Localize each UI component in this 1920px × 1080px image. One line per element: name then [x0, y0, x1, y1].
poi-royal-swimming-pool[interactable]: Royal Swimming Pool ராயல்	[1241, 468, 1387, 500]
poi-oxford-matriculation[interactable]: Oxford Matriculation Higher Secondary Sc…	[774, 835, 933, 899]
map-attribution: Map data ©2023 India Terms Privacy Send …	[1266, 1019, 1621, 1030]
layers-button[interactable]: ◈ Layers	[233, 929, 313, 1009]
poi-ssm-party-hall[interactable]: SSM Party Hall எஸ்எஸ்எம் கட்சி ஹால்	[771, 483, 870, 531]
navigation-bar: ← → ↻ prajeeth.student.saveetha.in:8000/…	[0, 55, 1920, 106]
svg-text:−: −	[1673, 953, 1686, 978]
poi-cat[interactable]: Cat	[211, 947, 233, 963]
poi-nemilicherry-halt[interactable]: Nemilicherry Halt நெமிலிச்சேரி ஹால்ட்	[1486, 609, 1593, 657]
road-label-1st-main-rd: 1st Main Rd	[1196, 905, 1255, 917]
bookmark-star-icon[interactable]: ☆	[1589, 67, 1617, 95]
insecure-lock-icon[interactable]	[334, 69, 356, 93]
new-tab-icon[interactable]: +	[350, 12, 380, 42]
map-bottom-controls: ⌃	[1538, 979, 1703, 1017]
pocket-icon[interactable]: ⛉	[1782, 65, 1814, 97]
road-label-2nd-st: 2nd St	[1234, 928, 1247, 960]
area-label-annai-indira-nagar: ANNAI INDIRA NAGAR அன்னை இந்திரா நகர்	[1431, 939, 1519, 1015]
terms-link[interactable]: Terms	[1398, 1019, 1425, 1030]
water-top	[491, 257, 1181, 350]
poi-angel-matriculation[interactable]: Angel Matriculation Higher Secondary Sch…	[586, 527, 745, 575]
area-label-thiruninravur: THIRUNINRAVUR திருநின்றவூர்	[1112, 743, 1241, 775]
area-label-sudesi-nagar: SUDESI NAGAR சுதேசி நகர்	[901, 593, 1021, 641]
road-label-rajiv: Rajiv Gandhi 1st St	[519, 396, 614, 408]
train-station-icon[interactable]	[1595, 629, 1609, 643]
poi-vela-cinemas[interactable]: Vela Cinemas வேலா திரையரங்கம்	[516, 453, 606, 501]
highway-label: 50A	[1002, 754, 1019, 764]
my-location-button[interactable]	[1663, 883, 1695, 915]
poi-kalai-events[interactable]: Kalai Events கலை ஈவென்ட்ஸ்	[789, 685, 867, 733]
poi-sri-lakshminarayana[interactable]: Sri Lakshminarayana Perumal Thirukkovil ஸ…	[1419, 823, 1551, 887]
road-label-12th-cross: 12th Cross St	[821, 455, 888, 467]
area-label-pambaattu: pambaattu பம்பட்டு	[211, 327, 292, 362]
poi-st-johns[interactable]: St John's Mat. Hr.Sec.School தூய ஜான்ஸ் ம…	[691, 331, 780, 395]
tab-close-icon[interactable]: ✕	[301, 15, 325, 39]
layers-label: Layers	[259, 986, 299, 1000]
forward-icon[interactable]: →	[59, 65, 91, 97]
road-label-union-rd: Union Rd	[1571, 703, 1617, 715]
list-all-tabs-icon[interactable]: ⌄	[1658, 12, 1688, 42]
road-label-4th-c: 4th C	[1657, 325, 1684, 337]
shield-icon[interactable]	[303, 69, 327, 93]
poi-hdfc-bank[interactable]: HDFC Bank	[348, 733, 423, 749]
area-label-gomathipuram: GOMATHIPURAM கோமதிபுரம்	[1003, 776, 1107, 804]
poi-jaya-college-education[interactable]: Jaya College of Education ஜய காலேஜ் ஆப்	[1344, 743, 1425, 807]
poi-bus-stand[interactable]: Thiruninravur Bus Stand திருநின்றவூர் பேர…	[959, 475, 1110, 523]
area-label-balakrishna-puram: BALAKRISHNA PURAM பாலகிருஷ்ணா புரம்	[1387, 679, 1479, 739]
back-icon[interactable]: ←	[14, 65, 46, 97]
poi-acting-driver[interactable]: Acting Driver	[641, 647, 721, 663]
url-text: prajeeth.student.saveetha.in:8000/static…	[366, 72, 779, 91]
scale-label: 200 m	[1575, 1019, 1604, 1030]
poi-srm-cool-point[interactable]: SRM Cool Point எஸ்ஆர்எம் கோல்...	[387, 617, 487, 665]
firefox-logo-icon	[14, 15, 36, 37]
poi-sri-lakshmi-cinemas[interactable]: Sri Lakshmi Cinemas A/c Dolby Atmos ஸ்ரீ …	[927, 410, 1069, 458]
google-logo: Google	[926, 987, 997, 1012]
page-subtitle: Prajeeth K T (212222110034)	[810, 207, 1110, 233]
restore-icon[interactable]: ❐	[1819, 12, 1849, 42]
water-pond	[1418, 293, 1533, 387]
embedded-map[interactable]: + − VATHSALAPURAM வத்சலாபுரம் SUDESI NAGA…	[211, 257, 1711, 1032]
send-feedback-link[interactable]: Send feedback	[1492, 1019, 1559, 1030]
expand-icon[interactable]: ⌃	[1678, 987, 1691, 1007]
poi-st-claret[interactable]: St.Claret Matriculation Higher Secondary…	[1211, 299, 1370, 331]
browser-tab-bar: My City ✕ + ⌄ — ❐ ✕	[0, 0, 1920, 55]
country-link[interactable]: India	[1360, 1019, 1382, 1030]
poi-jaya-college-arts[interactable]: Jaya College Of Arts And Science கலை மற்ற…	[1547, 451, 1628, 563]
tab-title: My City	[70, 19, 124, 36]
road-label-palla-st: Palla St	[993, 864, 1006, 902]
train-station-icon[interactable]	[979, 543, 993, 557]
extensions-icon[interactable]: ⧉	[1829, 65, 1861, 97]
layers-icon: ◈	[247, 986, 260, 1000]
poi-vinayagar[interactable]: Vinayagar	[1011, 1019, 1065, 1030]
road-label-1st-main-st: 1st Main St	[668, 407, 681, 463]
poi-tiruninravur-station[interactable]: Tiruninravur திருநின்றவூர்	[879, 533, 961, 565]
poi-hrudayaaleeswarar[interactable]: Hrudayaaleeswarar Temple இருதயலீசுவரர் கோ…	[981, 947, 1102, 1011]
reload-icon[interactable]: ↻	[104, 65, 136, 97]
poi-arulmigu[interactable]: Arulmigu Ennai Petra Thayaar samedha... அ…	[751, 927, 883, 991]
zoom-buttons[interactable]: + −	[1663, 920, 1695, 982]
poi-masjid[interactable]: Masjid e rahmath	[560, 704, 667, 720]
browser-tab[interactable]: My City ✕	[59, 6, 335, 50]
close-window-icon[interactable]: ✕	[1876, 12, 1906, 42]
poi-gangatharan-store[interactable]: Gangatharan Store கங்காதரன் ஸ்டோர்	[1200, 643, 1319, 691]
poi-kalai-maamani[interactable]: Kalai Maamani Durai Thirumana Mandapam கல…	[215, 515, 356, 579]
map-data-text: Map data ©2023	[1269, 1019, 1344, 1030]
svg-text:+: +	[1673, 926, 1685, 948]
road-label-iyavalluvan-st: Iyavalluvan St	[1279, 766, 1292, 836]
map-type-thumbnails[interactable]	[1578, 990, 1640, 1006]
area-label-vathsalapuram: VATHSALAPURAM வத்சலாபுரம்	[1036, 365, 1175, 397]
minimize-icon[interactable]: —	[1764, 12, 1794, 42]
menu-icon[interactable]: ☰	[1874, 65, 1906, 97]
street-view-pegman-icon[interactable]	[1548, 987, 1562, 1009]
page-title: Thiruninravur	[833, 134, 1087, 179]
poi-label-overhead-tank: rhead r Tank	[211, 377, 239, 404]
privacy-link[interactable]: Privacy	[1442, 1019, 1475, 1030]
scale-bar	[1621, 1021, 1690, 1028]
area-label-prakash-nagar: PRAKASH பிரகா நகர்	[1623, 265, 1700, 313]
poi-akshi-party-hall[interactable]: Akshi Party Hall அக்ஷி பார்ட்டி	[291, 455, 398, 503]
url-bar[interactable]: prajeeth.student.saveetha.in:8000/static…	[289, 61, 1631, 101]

###

• What this task involves:
Reproduce unchanged the lines from the first line of the records through the line containing "poi-royal-swimming-pool[interactable]: Royal Swimming", including both.

• The result:
Localize each UI component in this 1920px × 1080px image. One line per element: name then [x0, y0, x1, y1].
poi-royal-swimming-pool[interactable]: Royal Swimming Pool ராயல்	[1241, 468, 1387, 500]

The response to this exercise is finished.